▶ Goal: From the entries below, copy out every line with "оконных" in it.

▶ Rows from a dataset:
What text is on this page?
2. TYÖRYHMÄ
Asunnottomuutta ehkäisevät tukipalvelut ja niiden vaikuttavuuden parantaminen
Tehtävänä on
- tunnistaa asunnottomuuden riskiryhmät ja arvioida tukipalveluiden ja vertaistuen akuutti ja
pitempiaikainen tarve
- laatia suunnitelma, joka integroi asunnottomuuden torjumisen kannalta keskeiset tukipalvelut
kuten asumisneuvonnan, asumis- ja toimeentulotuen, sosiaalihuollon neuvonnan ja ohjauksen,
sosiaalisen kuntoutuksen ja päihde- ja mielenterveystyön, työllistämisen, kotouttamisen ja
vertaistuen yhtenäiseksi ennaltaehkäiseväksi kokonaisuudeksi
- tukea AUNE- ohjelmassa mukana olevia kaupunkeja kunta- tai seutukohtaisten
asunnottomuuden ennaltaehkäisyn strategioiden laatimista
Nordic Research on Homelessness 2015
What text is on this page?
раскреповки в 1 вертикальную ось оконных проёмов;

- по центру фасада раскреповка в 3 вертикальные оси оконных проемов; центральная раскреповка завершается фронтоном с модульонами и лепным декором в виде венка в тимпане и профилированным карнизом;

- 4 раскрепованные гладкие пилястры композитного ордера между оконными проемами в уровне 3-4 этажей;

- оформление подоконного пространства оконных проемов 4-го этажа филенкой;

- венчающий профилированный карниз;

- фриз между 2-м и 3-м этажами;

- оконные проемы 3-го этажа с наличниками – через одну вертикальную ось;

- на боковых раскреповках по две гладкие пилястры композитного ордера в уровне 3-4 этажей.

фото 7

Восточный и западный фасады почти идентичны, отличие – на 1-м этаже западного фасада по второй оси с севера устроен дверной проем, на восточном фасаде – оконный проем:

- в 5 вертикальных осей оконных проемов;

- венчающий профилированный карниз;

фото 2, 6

▶ Solution to this problem:
раскреповки в 1 вертикальную ось оконных проёмов;
- по центру фасада раскреповка в 3 вертикальные оси оконных проемов; центральная раскреповка завершается фронтоном с модульонами и лепным декором в виде венка в тимпане и профилированным карнизом;
- оформление подоконного пространства оконных проемов 4-го этажа филенкой;
- в 5 вертикальных осей оконных проемов;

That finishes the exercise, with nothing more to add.